[Collected data]
◆ ◆ ◆ ◆ ◆ ◆ ◆

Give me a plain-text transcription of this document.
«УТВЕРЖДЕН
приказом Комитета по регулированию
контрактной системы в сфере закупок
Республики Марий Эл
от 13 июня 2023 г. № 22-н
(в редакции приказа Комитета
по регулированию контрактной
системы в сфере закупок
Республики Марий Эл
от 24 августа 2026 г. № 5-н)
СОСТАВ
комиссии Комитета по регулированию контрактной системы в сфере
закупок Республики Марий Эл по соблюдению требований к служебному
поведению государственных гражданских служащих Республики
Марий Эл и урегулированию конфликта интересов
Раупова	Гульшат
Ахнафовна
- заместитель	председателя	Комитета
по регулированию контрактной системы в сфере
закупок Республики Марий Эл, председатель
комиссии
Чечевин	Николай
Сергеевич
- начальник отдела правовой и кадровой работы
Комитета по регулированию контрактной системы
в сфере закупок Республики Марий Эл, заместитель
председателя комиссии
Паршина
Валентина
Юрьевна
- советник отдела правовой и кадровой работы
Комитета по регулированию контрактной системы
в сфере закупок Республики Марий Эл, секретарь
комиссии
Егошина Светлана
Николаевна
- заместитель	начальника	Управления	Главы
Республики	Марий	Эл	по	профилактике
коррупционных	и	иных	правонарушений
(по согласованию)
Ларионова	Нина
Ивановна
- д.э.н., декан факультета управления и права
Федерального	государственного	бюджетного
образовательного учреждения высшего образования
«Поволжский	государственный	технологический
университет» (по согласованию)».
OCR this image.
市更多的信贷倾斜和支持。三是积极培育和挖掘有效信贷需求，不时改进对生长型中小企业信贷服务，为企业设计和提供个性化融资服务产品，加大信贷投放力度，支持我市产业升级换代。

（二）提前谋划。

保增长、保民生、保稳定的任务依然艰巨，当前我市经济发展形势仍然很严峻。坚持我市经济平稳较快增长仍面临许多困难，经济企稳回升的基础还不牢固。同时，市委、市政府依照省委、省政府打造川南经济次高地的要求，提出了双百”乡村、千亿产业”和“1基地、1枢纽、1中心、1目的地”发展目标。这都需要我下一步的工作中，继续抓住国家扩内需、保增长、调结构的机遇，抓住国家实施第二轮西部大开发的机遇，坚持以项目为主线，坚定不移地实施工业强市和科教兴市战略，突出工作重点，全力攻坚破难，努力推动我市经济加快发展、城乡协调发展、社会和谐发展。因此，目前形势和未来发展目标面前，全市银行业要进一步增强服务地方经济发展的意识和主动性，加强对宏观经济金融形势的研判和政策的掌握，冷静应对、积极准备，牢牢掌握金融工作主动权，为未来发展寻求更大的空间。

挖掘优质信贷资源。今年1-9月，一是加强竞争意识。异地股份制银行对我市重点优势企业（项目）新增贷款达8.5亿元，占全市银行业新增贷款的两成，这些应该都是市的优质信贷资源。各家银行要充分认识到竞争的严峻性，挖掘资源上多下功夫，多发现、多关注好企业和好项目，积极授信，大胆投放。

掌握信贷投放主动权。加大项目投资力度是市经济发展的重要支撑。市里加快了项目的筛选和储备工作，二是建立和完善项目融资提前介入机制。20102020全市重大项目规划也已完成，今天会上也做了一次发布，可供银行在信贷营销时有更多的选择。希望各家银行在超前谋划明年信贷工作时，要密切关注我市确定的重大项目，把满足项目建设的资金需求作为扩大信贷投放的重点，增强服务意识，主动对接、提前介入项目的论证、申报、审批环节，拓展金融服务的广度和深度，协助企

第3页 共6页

◆ ◆ ◆ ◆ ◆ ◆ ◆

Could you quote, exactly as they appear, the line containing "OCR this image." and every line after it to the end of the records above?

OCR this image.
市更多的信贷倾斜和支持。三是积极培育和挖掘有效信贷需求，不时改进对生长型中小企业信贷服务，为企业设计和提供个性化融资服务产品，加大信贷投放力度，支持我市产业升级换代。

（二）提前谋划。

保增长、保民生、保稳定的任务依然艰巨，当前我市经济发展形势仍然很严峻。坚持我市经济平稳较快增长仍面临许多困难，经济企稳回升的基础还不牢固。同时，市委、市政府依照省委、省政府打造川南经济次高地的要求，提出了双百”乡村、千亿产业”和“1基地、1枢纽、1中心、1目的地”发展目标。这都需要我下一步的工作中，继续抓住国家扩内需、保增长、调结构的机遇，抓住国家实施第二轮西部大开发的机遇，坚持以项目为主线，坚定不移地实施工业强市和科教兴市战略，突出工作重点，全力攻坚破难，努力推动我市经济加快发展、城乡协调发展、社会和谐发展。因此，目前形势和未来发展目标面前，全市银行业要进一步增强服务地方经济发展的意识和主动性，加强对宏观经济金融形势的研判和政策的掌握，冷静应对、积极准备，牢牢掌握金融工作主动权，为未来发展寻求更大的空间。

挖掘优质信贷资源。今年1-9月，一是加强竞争意识。异地股份制银行对我市重点优势企业（项目）新增贷款达8.5亿元，占全市银行业新增贷款的两成，这些应该都是市的优质信贷资源。各家银行要充分认识到竞争的严峻性，挖掘资源上多下功夫，多发现、多关注好企业和好项目，积极授信，大胆投放。

掌握信贷投放主动权。加大项目投资力度是市经济发展的重要支撑。市里加快了项目的筛选和储备工作，二是建立和完善项目融资提前介入机制。20102020全市重大项目规划也已完成，今天会上也做了一次发布，可供银行在信贷营销时有更多的选择。希望各家银行在超前谋划明年信贷工作时，要密切关注我市确定的重大项目，把满足项目建设的资金需求作为扩大信贷投放的重点，增强服务意识，主动对接、提前介入项目的论证、申报、审批环节，拓展金融服务的广度和深度，协助企

第3页 共6页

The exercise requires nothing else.